What to produce -
Gather from the listing below each line that includes the word "establishment", and copy it.

Working data -

┄┄┄┄┄┄

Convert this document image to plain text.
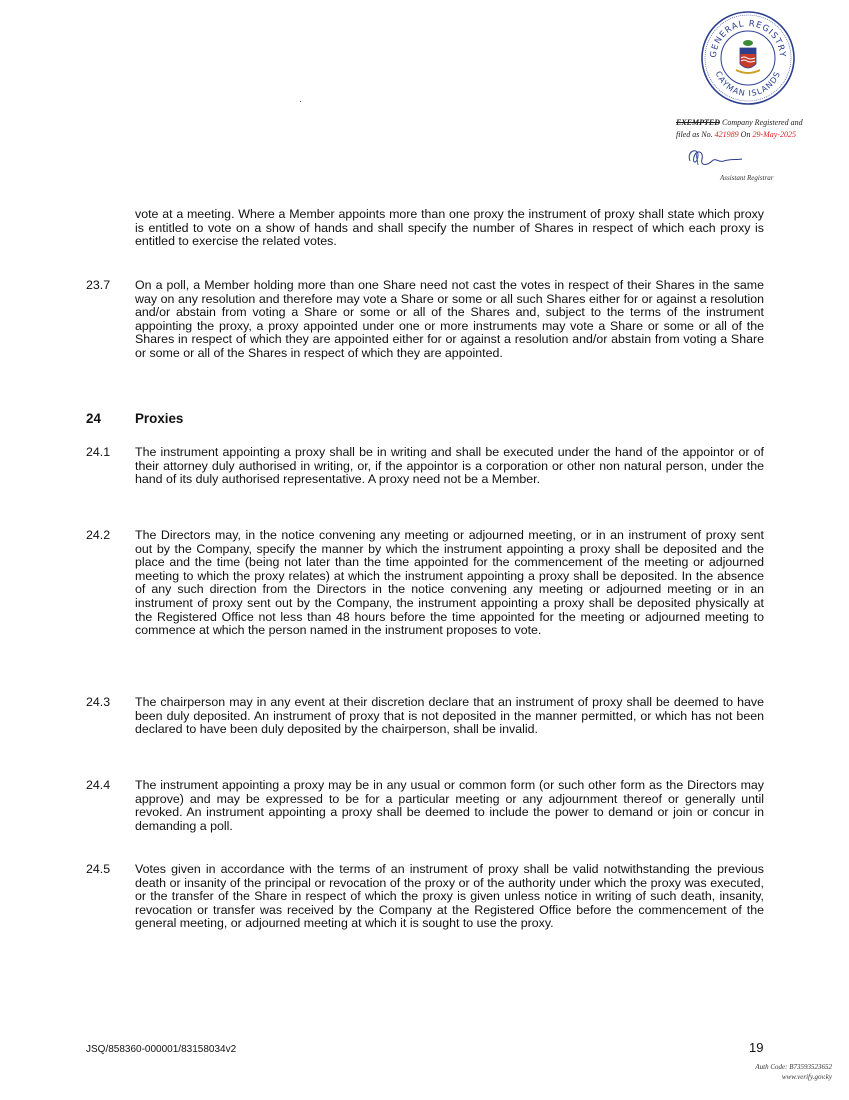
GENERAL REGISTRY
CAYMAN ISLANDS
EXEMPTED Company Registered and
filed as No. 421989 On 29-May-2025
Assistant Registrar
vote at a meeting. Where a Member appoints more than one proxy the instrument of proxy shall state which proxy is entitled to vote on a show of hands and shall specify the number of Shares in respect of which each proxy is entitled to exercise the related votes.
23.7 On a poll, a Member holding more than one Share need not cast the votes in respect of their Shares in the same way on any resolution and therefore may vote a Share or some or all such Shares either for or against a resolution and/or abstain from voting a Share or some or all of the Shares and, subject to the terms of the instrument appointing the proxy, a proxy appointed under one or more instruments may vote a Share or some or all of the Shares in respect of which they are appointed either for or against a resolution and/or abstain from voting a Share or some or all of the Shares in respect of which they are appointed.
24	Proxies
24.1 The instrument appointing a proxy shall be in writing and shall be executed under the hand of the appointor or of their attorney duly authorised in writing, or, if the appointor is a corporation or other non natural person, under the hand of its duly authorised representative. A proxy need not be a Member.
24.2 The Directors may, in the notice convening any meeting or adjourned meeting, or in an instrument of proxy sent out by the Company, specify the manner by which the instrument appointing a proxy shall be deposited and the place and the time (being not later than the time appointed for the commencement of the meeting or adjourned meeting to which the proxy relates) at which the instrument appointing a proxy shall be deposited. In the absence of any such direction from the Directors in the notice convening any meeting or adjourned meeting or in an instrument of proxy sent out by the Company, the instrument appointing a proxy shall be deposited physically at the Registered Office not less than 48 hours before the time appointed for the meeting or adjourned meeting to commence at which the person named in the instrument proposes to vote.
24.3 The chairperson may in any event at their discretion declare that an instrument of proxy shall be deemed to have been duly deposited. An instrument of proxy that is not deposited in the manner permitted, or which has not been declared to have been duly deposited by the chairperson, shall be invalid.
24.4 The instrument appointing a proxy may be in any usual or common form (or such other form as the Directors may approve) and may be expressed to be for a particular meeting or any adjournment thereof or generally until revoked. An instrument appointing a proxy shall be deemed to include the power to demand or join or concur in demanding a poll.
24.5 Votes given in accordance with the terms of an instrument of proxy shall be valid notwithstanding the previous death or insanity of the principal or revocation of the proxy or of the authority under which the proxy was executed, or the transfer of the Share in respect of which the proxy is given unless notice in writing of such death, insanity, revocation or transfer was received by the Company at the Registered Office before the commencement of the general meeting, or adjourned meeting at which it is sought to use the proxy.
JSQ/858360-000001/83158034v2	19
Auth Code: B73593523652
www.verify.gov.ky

┄┄┄┄┄┄

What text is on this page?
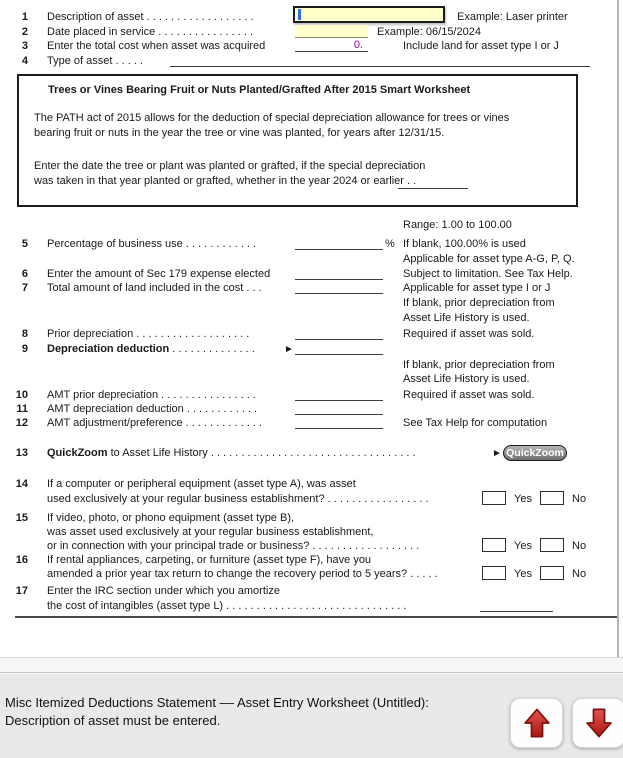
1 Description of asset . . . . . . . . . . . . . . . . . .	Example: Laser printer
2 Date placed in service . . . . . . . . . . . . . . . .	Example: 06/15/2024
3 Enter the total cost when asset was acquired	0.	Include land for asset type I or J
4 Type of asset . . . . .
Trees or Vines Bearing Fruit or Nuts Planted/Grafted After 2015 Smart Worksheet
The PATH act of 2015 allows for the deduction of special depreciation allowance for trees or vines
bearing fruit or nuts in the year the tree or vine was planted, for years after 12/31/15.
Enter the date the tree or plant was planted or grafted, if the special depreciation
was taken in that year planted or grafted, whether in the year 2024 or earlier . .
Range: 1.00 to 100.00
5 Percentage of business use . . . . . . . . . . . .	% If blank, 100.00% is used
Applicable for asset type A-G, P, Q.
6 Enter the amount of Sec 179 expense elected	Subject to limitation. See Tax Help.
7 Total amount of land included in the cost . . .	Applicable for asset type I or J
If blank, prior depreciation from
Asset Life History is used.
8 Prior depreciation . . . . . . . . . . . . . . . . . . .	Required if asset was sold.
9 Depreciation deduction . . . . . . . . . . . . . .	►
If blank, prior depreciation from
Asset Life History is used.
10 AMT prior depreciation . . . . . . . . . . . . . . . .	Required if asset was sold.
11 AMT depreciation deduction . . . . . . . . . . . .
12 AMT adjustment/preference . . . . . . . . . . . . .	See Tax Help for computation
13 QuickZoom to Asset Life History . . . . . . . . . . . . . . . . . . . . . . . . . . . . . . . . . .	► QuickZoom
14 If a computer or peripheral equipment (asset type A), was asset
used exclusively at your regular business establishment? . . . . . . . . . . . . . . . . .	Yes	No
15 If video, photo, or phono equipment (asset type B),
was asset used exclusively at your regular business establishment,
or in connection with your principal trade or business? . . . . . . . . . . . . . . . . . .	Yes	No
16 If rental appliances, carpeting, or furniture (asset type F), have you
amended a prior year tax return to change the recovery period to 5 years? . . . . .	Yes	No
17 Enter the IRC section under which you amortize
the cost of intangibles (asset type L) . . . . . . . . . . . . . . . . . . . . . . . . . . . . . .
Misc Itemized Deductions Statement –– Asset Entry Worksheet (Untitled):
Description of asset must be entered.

┄┄┄┄┄┄

Task output -
used exclusively at your regular business establishment? . . . . . . . . . . . . . . . . .	Yes	No
was asset used exclusively at your regular business establishment,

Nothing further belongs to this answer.